[Data extracted from a collection]
──────

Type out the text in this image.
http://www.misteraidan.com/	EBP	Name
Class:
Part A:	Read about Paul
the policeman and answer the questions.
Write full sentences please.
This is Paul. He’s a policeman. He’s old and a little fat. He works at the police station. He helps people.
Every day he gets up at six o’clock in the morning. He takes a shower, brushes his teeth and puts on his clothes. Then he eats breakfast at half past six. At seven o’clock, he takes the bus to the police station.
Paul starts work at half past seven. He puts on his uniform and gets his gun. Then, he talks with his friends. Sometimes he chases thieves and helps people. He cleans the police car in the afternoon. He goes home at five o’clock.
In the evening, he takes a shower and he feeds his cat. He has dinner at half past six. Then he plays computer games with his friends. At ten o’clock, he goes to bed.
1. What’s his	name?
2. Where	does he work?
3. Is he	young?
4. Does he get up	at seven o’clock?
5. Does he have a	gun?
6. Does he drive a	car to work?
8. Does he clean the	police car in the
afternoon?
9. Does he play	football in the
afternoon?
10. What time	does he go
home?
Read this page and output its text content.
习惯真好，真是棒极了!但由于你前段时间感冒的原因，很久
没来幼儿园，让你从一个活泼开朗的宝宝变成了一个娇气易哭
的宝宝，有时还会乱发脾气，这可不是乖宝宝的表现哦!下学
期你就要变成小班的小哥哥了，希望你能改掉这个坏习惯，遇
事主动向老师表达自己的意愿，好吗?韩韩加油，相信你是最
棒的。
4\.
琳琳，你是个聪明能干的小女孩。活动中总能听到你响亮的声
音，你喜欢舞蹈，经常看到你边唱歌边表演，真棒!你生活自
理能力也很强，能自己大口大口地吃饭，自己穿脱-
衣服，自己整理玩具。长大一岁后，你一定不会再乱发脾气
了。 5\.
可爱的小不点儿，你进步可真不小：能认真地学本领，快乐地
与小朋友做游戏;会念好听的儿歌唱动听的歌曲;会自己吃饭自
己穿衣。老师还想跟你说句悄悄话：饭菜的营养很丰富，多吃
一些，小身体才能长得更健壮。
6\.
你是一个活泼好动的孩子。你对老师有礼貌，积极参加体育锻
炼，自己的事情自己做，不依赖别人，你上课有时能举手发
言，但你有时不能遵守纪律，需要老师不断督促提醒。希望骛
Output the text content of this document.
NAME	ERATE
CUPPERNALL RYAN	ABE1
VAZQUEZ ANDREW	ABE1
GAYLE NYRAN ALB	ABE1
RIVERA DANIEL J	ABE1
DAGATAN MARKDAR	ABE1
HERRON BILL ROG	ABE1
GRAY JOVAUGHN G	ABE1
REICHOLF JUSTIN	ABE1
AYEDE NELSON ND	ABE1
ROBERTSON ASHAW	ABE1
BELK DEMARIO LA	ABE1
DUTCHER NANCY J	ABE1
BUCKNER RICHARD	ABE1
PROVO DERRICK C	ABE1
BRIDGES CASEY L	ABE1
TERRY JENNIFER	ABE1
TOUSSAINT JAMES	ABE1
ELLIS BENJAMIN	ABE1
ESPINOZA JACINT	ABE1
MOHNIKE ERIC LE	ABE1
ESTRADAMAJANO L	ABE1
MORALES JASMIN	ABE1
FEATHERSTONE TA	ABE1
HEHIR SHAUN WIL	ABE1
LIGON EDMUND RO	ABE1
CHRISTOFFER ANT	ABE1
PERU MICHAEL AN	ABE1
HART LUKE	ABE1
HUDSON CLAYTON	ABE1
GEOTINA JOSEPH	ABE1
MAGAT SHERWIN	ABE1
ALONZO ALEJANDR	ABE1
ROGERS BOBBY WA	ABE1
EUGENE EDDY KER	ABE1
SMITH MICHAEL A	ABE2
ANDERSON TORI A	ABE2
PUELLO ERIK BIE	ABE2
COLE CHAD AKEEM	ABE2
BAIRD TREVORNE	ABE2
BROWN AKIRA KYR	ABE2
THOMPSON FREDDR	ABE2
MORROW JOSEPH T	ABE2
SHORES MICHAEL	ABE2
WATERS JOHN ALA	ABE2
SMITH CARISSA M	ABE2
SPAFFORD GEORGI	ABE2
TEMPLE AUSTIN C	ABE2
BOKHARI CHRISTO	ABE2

──────

__Your goal__.
Where a line of the material above holds the string "MICHAEL", copy that line.

__Finished exercise__.
PERU MICHAEL AN	ABE1
SMITH MICHAEL A	ABE2
SHORES MICHAEL	ABE2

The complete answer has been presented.